Acción requerida 1: En el relato sobre la sala de urgencias, ¿qué razón da la enfermera para trasladar al paciente?
Acción requerida 2: ¿Cómo se traduce al inglés la oración «Toda la noche escuchamos su corazón.» del relato sobre la sala de urgencias?
Acción requerida 3: Continúa el relato sobre la sala de urgencias a partir de su última oración.

Foto de Jair Lázaro en Unsplash
Hace días hice una parada a urgencias. Nada grave, pero muy dolorosa. Hacía mucho frío y, aunque los pasillos del centro médico no estaban vacíos, sí percibía desolación. Pero nada comparado a la sala de observaciones donde estaba él.
Su voz era aguda para ser masculina. Hacía un esfuerzo por sonar tranquilo, pero no podía ocultar la desesperación en su tono. Él trataba de conciliar con el personal médico sobre su traslado, situación que era inminente según los profesionales.
“Lo vamos a trasladar porque aquí no tenemos como atenderlo”, decía una de las enfermeras. “Su presión está muy alta y aquí no contamos con el equipo para controlar una situación mayor”.
“Mi familia no va a saber que estoy en otro lado”, decía. “¿Y si ellos vienen al día siguiente y no me encuentran? Se van a preocupar”.
“Podemos llamar a su familia”, respondían.
“¡¿Y por qué no lo habían hecho desde antes?!”, les dijo aireado.
Al final ganó. El personal de turno resolvió enviar de vuelta la ambulancia en que lo trasladarían a un nuevo centro médico (uno más complejo), dejando claro que fue él quien tomó la decisión de quedarse allí, en el de baja complejidad al que había llegado solo.
Toda la noche escuchamos su corazón.
Beep. Beep. Beep.
Lento, pausado. En ningún momento se aceleró, pero podía hacerlo.
En la mañana, cuando el turno de la noche explicaba la breve o extensa historia clínica de cada uno de los pacientes, volvió a escucharse su voz. Esta vez hablaba con alguien por teléfono, pero la situación era igual de tensa. Los gritos iban y volvían, a pesar de que la charla se trataba sobre un elemento perdido que estaba en la casa.
Nunca explicó cómo estaba. Nunca le dijo que lo querían trasladar y que él estaba preocupado porque ellos no sabrían su paradero.
Salí de ese lugar con un sinsabor, esperando conocer su nombre. Pero no lo hice. Antes, el día siguiente y los posteriores a ese, el pitido de su corazón conectado a la máquina de monitoreo de signos vitales quedó resonando en mi cabeza.

Entradas proporcionadas:
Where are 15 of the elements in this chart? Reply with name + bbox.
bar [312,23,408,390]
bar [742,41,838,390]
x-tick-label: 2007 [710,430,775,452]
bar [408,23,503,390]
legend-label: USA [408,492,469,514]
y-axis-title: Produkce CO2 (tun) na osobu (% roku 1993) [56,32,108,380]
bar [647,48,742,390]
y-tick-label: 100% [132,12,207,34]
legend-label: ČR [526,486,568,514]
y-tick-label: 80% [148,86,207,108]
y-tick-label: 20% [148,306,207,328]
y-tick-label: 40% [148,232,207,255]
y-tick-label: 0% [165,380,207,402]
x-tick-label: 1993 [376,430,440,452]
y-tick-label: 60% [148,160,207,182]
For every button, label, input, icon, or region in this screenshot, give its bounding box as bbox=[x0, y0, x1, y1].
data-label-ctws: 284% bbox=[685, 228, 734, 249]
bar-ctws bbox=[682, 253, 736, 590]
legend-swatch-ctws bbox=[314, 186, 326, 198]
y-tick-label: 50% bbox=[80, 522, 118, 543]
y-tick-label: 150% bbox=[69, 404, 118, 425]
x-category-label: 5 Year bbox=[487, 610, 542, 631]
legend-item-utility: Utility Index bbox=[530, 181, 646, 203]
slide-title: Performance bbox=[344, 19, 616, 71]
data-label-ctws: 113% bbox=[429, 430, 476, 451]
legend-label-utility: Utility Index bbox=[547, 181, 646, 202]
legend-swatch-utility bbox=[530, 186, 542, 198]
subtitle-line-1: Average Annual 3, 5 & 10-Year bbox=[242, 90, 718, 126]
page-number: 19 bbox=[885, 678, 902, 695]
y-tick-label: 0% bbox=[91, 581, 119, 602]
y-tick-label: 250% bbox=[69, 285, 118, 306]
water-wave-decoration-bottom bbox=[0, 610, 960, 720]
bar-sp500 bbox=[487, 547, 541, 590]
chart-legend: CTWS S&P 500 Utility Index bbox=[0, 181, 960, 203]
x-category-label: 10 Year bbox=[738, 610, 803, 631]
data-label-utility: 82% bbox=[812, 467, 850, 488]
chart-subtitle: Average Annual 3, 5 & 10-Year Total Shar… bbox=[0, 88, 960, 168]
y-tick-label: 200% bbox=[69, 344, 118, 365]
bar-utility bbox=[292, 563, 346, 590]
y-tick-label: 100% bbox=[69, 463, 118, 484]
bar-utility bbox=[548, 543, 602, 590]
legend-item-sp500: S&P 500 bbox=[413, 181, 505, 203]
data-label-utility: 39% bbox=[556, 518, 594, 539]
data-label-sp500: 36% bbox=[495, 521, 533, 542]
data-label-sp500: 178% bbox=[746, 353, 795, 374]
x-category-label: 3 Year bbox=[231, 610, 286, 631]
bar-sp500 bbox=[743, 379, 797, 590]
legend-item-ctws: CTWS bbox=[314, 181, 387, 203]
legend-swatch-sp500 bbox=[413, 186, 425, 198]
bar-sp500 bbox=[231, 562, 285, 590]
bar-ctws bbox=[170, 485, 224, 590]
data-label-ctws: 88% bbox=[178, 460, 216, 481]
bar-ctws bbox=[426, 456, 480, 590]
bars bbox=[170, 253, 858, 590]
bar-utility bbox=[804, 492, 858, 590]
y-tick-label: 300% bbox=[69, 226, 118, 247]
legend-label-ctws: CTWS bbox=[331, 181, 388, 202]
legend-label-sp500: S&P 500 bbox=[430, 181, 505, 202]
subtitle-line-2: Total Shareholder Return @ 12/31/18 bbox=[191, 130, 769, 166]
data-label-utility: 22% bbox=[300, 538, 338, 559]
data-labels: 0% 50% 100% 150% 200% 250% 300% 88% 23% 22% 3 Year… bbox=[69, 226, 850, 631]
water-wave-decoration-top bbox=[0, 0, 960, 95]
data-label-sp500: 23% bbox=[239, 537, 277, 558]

Respuesta del ejercicio 1: Su presión estaba muy alta y allí no contaban con el equipo para controlar una situación mayor.

Respuesta del ejercicio 2: All night long we heard his heart.

Respuesta del ejercicio 3:
Era el sonido de alguien que se aferraba, por miedo u otro motivo, a quedarse en el lugar para que su familia no se preocupara. Si bien estaba exponiendo su vida en un sitio que no contaba con los protocolos necesarios para atender una emergencia en su caso, parecía no importarle.
Y fue allí cuando entendí que, más allá de hacer una pataleta como lo había catalogado en primer lugar, él había reunido el coraje suficiente para dejar en claro que no quería enfrentar el problema solo.
No le sonaba lógico después de horas de estar conectado a la máquina. Quería esperar a que una cara conocida llegara, al día siguiente, en ese mismo lugar al que había arribado por sus propios medios.
Dicen que los seres humanos somos seres sociales por naturaleza. No queremos (ni podemos) estar en completa soledad, aunque nos jactemos de que sí. Se nos enseña a ser independientes porque nadie va a sacrificarse por el otro más allá de si consigue un beneficio propio.
Y tienen razón. Pero, en ocasiones, se nos olvida el rol enorme que “el otro” tiene en nuestro día a día, especialmente cuando enfrentamos situaciones adversas.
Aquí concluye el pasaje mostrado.